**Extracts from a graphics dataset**
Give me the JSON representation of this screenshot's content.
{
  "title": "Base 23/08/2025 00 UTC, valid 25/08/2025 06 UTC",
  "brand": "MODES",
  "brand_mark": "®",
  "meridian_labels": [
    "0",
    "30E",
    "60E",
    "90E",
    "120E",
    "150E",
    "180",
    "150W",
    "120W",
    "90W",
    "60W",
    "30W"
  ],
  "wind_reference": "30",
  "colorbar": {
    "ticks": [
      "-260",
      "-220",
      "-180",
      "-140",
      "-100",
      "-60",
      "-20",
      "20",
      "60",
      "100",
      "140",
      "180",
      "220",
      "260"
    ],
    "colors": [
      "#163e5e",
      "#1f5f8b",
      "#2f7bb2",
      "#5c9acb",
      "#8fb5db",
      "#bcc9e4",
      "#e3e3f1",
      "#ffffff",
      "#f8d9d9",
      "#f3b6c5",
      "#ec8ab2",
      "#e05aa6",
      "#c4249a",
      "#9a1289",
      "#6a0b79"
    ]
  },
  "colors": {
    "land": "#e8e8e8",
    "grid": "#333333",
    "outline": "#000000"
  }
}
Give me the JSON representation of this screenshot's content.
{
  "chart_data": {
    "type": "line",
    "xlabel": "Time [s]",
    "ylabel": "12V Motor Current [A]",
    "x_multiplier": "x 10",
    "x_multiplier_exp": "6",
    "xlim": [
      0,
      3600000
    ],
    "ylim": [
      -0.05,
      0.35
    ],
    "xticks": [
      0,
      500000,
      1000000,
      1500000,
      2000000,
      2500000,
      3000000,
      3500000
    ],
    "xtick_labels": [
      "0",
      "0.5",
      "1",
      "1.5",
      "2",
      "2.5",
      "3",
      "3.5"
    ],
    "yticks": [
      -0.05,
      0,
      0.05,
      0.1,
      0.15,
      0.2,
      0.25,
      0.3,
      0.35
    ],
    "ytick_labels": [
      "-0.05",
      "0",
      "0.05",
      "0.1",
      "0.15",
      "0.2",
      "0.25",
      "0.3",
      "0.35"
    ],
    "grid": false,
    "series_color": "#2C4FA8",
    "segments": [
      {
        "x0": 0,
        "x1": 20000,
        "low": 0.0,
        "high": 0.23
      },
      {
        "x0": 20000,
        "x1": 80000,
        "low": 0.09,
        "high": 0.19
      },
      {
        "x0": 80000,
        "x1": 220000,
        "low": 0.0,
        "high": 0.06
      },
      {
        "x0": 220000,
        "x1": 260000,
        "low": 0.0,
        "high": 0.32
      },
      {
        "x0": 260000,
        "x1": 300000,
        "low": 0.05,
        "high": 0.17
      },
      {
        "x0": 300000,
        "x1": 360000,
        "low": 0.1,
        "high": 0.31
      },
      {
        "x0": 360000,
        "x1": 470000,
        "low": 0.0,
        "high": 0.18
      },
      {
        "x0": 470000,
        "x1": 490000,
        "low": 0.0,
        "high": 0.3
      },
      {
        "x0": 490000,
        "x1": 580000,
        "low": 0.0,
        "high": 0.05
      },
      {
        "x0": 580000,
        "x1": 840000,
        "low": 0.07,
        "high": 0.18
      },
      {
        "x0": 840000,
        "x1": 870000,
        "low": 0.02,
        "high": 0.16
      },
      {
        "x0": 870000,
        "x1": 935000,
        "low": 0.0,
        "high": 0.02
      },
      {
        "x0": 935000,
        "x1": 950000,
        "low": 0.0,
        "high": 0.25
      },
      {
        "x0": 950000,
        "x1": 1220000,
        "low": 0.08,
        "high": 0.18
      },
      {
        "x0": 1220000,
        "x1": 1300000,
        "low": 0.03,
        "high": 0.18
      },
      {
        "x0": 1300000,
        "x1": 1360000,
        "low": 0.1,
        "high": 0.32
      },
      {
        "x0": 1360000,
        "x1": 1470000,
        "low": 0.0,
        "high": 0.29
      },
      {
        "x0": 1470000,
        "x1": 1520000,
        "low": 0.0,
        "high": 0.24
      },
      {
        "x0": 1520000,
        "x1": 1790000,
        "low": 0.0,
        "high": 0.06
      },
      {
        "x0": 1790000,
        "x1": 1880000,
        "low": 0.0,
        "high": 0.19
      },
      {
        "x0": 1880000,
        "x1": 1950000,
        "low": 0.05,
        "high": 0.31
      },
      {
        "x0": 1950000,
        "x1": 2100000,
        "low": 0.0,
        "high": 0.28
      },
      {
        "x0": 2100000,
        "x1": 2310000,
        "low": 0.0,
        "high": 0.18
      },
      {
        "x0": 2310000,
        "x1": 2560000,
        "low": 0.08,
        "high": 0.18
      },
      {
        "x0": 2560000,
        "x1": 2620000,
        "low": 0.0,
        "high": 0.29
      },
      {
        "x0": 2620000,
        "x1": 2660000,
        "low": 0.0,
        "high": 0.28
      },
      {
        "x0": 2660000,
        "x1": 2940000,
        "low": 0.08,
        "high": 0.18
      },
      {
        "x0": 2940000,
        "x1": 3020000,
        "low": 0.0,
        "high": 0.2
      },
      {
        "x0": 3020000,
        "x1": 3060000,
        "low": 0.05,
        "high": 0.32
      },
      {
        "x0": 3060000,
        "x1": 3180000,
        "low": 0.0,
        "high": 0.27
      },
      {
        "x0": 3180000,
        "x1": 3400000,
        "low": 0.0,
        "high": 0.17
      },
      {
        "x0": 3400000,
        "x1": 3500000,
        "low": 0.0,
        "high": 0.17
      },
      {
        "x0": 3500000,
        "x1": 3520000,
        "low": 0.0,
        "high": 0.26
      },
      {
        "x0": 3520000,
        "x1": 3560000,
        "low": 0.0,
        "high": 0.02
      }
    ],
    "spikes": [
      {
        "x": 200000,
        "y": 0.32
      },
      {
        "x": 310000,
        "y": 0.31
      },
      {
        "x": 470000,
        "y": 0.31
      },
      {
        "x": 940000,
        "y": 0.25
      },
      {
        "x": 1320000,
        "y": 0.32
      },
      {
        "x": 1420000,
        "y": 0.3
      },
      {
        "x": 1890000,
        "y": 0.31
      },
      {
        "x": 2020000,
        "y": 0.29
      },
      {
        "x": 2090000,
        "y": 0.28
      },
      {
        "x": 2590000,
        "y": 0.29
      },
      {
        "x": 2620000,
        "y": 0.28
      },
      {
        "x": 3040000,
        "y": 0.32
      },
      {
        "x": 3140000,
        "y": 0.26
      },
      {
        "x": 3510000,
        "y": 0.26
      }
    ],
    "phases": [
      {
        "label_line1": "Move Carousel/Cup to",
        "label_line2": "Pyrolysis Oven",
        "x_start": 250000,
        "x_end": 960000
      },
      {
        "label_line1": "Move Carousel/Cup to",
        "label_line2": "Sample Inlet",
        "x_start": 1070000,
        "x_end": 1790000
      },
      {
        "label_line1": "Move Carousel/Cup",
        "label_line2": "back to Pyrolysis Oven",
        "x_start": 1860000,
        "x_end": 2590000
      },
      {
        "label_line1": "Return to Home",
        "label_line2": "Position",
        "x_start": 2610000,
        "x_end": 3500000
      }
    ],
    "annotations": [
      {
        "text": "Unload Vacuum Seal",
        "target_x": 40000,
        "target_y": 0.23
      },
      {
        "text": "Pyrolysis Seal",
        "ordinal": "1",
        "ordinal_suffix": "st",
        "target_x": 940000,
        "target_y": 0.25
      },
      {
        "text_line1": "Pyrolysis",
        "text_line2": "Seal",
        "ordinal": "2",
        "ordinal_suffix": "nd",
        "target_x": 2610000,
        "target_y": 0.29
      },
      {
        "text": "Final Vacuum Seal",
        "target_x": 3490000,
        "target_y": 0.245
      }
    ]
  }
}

**GOAL OF THE EXERCISE**
Locate all lines in the listing above with the word "Oven". Copy them.

**FINISHED EXERCISE**
        "label_line2": "Pyrolysis Oven",
        "label_line2": "back to Pyrolysis Oven",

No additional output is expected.